__Material for this exercise__.
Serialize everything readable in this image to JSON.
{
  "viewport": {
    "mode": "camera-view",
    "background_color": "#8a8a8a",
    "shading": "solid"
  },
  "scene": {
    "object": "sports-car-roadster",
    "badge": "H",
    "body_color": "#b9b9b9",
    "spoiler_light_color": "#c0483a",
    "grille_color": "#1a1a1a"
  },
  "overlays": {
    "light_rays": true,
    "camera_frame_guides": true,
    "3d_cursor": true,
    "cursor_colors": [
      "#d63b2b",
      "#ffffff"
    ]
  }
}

__Work to complete__. Print the complete listing again, exactly as it stands.

__Task solution__.
Serialize everything readable in this image to JSON.
{
  "viewport": {
    "mode": "camera-view",
    "background_color": "#8a8a8a",
    "shading": "solid"
  },
  "scene": {
    "object": "sports-car-roadster",
    "badge": "H",
    "body_color": "#b9b9b9",
    "spoiler_light_color": "#c0483a",
    "grille_color": "#1a1a1a"
  },
  "overlays": {
    "light_rays": true,
    "camera_frame_guides": true,
    "3d_cursor": true,
    "cursor_colors": [
      "#d63b2b",
      "#ffffff"
    ]
  }
}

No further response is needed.